> [EXERCISE]:
Search the data for the word "this". Reproduce every line where it is found.

> [TASK MATERIAL]:
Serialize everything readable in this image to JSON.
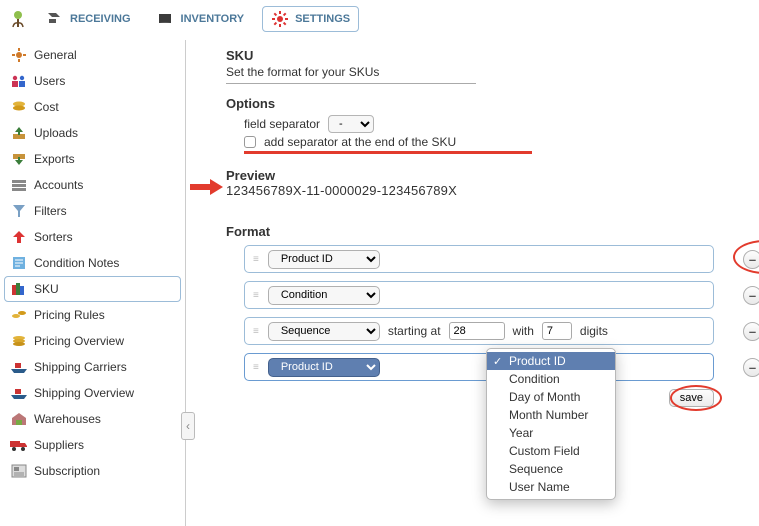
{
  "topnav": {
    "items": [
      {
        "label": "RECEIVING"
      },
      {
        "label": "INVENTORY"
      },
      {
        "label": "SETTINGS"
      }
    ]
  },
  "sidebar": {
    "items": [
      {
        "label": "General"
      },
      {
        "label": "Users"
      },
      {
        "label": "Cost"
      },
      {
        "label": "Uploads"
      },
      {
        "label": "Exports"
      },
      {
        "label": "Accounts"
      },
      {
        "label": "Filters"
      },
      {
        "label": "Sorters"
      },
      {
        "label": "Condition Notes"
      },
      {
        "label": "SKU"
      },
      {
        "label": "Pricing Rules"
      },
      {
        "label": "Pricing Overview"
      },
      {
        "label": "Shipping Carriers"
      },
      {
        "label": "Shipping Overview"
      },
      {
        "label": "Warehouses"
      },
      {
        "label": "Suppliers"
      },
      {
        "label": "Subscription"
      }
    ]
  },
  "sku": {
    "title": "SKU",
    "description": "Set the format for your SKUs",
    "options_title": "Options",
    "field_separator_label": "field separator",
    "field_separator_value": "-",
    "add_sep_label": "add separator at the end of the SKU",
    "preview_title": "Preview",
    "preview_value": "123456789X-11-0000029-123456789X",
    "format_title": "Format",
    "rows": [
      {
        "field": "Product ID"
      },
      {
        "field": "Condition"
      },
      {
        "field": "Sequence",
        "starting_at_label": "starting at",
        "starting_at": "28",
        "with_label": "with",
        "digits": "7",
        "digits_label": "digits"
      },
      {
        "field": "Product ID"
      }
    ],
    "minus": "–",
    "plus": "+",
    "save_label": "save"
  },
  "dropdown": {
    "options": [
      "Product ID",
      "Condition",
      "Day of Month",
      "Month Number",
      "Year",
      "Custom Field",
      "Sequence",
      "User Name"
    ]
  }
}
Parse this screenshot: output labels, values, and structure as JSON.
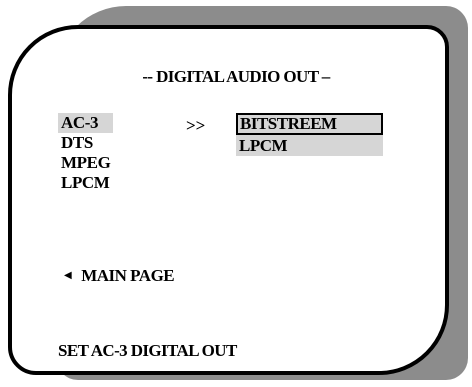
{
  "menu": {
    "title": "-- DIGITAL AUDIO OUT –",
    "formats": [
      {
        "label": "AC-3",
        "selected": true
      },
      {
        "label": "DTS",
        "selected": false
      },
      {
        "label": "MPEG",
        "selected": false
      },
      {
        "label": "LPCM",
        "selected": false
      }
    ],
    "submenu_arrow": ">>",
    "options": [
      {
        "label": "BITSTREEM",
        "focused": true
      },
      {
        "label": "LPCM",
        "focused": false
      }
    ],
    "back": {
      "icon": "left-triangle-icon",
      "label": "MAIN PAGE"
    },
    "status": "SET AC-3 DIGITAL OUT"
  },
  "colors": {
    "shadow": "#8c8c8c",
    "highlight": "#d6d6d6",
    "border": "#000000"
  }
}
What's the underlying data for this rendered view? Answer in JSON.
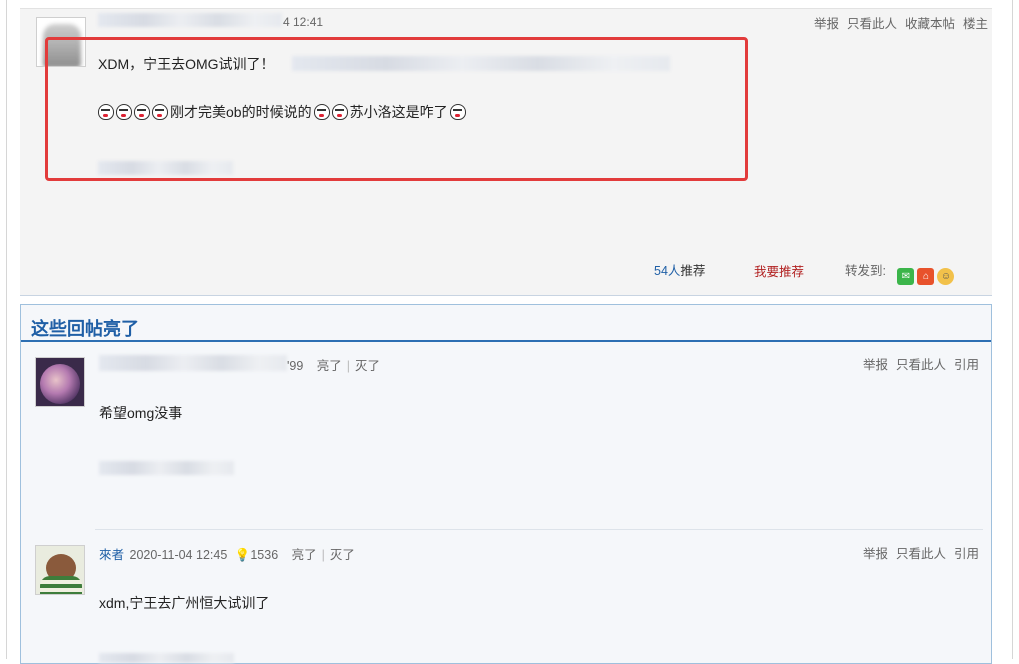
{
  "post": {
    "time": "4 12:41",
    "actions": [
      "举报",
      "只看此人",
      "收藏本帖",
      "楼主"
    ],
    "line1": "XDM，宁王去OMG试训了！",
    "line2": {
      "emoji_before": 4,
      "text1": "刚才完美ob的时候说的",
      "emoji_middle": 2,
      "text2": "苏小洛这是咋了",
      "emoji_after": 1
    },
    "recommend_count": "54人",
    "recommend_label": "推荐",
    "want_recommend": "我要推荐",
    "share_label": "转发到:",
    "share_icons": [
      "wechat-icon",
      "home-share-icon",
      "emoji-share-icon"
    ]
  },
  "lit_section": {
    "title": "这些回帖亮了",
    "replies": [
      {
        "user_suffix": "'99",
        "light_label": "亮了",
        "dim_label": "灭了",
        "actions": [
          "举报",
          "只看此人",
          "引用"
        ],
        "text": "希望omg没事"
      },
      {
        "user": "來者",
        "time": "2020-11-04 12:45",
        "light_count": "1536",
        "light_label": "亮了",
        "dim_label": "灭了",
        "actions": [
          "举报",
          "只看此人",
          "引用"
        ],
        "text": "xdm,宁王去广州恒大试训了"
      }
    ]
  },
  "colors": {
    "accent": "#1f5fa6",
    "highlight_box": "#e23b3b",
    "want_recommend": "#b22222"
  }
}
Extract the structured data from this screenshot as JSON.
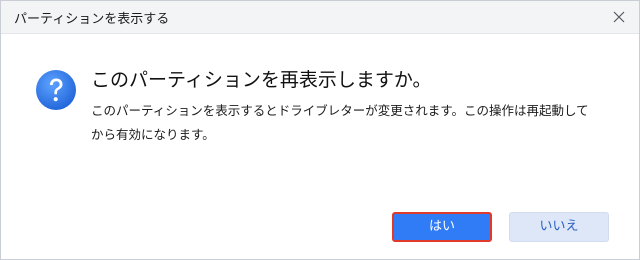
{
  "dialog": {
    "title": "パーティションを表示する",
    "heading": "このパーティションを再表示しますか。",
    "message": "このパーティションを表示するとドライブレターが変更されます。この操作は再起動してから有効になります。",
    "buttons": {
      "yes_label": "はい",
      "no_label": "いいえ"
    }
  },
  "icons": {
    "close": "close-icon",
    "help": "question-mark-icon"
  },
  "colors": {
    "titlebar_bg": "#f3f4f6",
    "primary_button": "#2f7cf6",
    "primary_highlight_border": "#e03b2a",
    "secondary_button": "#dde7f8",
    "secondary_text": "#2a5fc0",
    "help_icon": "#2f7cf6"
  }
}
* * *
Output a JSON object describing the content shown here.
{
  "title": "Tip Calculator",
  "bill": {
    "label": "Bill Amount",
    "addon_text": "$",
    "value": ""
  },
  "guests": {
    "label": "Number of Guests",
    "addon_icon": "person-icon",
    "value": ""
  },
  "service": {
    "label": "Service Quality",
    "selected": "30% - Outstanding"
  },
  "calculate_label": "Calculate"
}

> [SOLVED PROBLEM]:
Serialize everything readable in this image to JSON.
Parse this screenshot: output labels, values, and structure as JSON.
What's the underlying data for this rendered view? Answer in JSON.
Extract the structured data from this screenshot as JSON.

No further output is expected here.